■ Required task ■
Each line of the material must be returned exactly.
________________________
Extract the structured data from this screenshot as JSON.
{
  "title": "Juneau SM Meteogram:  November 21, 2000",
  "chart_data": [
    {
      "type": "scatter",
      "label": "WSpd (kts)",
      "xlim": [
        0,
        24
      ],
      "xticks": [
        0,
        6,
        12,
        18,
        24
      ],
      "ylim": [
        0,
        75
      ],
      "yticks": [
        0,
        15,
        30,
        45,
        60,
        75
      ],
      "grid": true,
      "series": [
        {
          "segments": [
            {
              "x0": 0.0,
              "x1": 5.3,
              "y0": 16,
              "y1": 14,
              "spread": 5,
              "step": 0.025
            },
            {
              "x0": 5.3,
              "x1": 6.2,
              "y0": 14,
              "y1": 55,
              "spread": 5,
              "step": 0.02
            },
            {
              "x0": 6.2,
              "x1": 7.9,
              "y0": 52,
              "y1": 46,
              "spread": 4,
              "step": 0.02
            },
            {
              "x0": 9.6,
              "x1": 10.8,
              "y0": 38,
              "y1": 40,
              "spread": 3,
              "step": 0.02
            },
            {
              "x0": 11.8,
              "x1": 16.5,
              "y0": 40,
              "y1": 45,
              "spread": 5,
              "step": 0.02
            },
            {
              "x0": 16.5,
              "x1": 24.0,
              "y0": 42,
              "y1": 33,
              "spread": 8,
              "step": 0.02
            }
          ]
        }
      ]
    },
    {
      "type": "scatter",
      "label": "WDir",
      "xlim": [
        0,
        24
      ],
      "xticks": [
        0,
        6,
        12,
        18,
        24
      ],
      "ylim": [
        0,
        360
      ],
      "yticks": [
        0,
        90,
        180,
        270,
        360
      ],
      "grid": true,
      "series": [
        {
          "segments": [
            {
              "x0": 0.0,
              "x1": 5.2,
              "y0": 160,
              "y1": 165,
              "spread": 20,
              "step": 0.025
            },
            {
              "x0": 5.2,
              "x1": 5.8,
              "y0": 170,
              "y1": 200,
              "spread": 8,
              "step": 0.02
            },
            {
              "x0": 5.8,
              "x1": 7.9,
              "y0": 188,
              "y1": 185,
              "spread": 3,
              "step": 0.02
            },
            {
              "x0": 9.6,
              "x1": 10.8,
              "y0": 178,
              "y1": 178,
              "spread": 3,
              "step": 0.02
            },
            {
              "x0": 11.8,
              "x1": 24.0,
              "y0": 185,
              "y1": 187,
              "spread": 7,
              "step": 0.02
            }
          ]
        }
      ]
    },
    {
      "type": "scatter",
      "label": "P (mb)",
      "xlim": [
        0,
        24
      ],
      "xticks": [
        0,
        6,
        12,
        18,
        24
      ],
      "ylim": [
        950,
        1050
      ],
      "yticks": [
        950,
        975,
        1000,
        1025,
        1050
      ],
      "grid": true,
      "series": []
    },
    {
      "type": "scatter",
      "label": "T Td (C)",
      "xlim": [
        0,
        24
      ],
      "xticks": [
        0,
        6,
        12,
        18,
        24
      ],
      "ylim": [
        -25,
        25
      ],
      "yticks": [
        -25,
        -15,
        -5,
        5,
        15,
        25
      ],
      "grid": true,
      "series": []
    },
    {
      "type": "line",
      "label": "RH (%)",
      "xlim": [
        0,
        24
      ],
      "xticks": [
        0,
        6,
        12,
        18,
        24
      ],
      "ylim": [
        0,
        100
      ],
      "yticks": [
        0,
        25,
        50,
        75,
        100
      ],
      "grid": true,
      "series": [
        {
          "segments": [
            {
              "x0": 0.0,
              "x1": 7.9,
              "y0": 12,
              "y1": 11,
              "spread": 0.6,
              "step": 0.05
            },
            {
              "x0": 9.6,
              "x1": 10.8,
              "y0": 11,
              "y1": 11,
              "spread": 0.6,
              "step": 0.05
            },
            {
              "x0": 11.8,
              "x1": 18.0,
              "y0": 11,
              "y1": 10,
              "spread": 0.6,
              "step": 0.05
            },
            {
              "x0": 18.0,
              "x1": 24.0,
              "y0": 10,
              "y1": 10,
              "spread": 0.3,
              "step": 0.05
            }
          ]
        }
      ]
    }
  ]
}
________________________
■ Answer to the exercise ■
Extract the structured data from this screenshot as JSON.
{
  "title": "Juneau SM Meteogram:  November 21, 2000",
  "chart_data": [
    {
      "type": "scatter",
      "label": "WSpd (kts)",
      "xlim": [
        0,
        24
      ],
      "xticks": [
        0,
        6,
        12,
        18,
        24
      ],
      "ylim": [
        0,
        75
      ],
      "yticks": [
        0,
        15,
        30,
        45,
        60,
        75
      ],
      "grid": true,
      "series": [
        {
          "segments": [
            {
              "x0": 0.0,
              "x1": 5.3,
              "y0": 16,
              "y1": 14,
              "spread": 5,
              "step": 0.025
            },
            {
              "x0": 5.3,
              "x1": 6.2,
              "y0": 14,
              "y1": 55,
              "spread": 5,
              "step": 0.02
            },
            {
              "x0": 6.2,
              "x1": 7.9,
              "y0": 52,
              "y1": 46,
              "spread": 4,
              "step": 0.02
            },
            {
              "x0": 9.6,
              "x1": 10.8,
              "y0": 38,
              "y1": 40,
              "spread": 3,
              "step": 0.02
            },
            {
              "x0": 11.8,
              "x1": 16.5,
              "y0": 40,
              "y1": 45,
              "spread": 5,
              "step": 0.02
            },
            {
              "x0": 16.5,
              "x1": 24.0,
              "y0": 42,
              "y1": 33,
              "spread": 8,
              "step": 0.02
            }
          ]
        }
      ]
    },
    {
      "type": "scatter",
      "label": "WDir",
      "xlim": [
        0,
        24
      ],
      "xticks": [
        0,
        6,
        12,
        18,
        24
      ],
      "ylim": [
        0,
        360
      ],
      "yticks": [
        0,
        90,
        180,
        270,
        360
      ],
      "grid": true,
      "series": [
        {
          "segments": [
            {
              "x0": 0.0,
              "x1": 5.2,
              "y0": 160,
              "y1": 165,
              "spread": 20,
              "step": 0.025
            },
            {
              "x0": 5.2,
              "x1": 5.8,
              "y0": 170,
              "y1": 200,
              "spread": 8,
              "step": 0.02
            },
            {
              "x0": 5.8,
              "x1": 7.9,
              "y0": 188,
              "y1": 185,
              "spread": 3,
              "step": 0.02
            },
            {
              "x0": 9.6,
              "x1": 10.8,
              "y0": 178,
              "y1": 178,
              "spread": 3,
              "step": 0.02
            },
            {
              "x0": 11.8,
              "x1": 24.0,
              "y0": 185,
              "y1": 187,
              "spread": 7,
              "step": 0.02
            }
          ]
        }
      ]
    },
    {
      "type": "scatter",
      "label": "P (mb)",
      "xlim": [
        0,
        24
      ],
      "xticks": [
        0,
        6,
        12,
        18,
        24
      ],
      "ylim": [
        950,
        1050
      ],
      "yticks": [
        950,
        975,
        1000,
        1025,
        1050
      ],
      "grid": true,
      "series": []
    },
    {
      "type": "scatter",
      "label": "T Td (C)",
      "xlim": [
        0,
        24
      ],
      "xticks": [
        0,
        6,
        12,
        18,
        24
      ],
      "ylim": [
        -25,
        25
      ],
      "yticks": [
        -25,
        -15,
        -5,
        5,
        15,
        25
      ],
      "grid": true,
      "series": []
    },
    {
      "type": "line",
      "label": "RH (%)",
      "xlim": [
        0,
        24
      ],
      "xticks": [
        0,
        6,
        12,
        18,
        24
      ],
      "ylim": [
        0,
        100
      ],
      "yticks": [
        0,
        25,
        50,
        75,
        100
      ],
      "grid": true,
      "series": [
        {
          "segments": [
            {
              "x0": 0.0,
              "x1": 7.9,
              "y0": 12,
              "y1": 11,
              "spread": 0.6,
              "step": 0.05
            },
            {
              "x0": 9.6,
              "x1": 10.8,
              "y0": 11,
              "y1": 11,
              "spread": 0.6,
              "step": 0.05
            },
            {
              "x0": 11.8,
              "x1": 18.0,
              "y0": 11,
              "y1": 10,
              "spread": 0.6,
              "step": 0.05
            },
            {
              "x0": 18.0,
              "x1": 24.0,
              "y0": 10,
              "y1": 10,
              "spread": 0.3,
              "step": 0.05
            }
          ]
        }
      ]
    }
  ]
}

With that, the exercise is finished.